- _To do_: Records follow. Select each line holding "roku".

- _Exercise inputs_:

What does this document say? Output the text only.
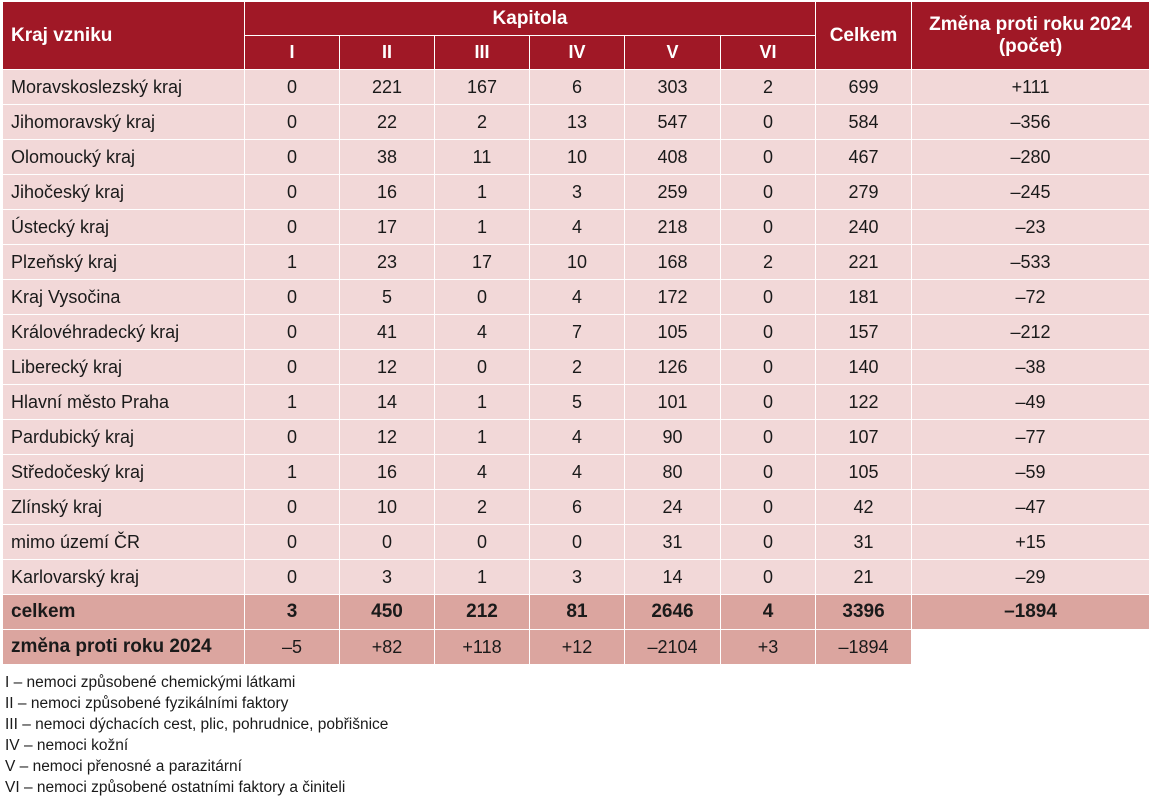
Kraj vzniku	Kapitola						Celkem	Změna proti roku 2024
(počet)

	I	II	III	IV	V	VI		
Moravskoslezský kraj	0	221	167	6	303	2	699	+111
Jihomoravský kraj	0	22	2	13	547	0	584	–356
Olomoucký kraj	0	38	11	10	408	0	467	–280
Jihočeský kraj	0	16	1	3	259	0	279	–245
Ústecký kraj	0	17	1	4	218	0	240	–23
Plzeňský kraj	1	23	17	10	168	2	221	–533
Kraj Vysočina	0	5	0	4	172	0	181	–72
Královéhradecký kraj	0	41	4	7	105	0	157	–212
Liberecký kraj	0	12	0	2	126	0	140	–38
Hlavní město Praha	1	14	1	5	101	0	122	–49
Pardubický kraj	0	12	1	4	90	0	107	–77
Středočeský kraj	1	16	4	4	80	0	105	–59
Zlínský kraj	0	10	2	6	24	0	42	–47
mimo území ČR	0	0	0	0	31	0	31	+15
Karlovarský kraj	0	3	1	3	14	0	21	–29
celkem	3	450	212	81	2646	4	3396	–1894
změna proti roku 2024	–5	+82	+118	+12	–2104	+3	–1894	
I – nemoci způsobené chemickými látkami
II – nemoci způsobené fyzikálními faktory
III – nemoci dýchacích cest, plic, pohrudnice, pobřišnice
IV – nemoci kožní
V – nemoci přenosné a parazitární
VI – nemoci způsobené ostatními faktory a činiteli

- _Output of the exercise_:
Kraj vzniku	Kapitola						Celkem	Změna proti roku 2024
změna proti roku 2024	–5	+82	+118	+12	–2104	+3	–1894	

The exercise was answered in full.